— Start EXERCISE MATERIALS —
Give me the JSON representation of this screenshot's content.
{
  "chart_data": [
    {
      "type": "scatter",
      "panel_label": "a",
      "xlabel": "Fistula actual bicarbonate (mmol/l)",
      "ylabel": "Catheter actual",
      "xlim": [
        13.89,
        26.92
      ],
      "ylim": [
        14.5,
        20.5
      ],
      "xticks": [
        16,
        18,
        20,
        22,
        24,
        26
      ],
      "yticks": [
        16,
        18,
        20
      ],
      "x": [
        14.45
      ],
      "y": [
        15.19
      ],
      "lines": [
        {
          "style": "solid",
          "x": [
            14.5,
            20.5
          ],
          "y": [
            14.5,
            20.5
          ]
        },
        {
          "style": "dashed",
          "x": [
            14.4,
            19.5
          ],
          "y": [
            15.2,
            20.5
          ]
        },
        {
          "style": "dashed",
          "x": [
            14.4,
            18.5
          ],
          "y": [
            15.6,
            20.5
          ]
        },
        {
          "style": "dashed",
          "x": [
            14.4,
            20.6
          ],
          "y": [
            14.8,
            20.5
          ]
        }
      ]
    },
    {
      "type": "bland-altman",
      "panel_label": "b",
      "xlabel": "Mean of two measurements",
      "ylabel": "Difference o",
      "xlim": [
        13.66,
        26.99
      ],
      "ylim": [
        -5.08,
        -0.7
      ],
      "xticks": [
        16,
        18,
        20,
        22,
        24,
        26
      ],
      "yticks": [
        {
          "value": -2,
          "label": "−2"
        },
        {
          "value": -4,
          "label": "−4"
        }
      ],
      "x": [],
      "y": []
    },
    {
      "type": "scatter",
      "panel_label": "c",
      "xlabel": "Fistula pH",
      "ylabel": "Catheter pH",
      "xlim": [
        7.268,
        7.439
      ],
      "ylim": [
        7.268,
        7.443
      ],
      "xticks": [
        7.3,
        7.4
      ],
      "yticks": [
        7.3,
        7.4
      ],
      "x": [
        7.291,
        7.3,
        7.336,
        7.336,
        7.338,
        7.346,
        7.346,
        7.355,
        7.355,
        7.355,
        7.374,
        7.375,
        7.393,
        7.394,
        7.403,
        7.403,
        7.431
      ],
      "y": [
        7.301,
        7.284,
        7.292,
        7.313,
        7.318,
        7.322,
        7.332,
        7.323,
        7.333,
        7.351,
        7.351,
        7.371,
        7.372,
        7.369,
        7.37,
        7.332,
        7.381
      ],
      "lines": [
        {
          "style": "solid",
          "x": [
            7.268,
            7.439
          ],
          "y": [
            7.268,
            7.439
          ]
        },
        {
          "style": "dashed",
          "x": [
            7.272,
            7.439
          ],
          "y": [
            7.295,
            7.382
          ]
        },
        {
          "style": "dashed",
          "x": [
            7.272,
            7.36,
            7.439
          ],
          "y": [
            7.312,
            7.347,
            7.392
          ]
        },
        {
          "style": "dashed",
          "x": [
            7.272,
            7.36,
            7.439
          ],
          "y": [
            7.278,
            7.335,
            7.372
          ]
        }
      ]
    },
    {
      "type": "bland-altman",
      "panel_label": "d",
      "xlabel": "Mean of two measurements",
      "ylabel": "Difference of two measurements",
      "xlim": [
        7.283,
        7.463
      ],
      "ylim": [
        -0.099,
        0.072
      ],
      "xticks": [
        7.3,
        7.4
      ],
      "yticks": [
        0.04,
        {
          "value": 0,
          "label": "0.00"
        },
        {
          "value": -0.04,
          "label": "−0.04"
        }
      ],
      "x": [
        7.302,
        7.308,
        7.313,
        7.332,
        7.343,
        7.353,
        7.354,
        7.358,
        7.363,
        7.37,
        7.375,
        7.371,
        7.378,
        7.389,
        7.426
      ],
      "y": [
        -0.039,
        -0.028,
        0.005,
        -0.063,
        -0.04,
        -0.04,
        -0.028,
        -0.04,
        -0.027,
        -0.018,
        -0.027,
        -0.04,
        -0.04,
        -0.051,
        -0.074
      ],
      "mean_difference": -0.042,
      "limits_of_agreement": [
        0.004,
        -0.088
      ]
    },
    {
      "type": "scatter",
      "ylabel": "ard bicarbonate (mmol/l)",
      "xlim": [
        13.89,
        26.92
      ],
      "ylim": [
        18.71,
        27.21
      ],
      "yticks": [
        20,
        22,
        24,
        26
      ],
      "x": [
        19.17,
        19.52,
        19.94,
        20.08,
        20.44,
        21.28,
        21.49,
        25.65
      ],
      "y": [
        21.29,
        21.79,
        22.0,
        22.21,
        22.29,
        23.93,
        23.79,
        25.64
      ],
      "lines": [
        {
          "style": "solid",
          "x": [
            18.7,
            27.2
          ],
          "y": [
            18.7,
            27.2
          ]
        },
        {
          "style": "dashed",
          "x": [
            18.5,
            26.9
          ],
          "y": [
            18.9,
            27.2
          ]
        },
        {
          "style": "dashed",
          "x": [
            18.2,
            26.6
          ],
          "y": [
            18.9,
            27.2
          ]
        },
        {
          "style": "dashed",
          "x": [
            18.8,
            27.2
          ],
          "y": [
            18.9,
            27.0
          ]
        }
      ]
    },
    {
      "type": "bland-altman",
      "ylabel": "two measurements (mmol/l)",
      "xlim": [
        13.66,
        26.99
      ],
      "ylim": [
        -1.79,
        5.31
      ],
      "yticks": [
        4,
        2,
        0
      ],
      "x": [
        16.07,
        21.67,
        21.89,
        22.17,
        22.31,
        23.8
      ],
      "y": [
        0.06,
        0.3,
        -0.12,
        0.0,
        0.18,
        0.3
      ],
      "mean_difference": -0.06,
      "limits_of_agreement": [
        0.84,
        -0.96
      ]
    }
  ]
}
— End EXERCISE MATERIALS —
▶ [GOAL]: Of the lines in the entries above, how many include "Catheter"? Only the number should be given.

▶ [PROBLEM SOLUTION]: 2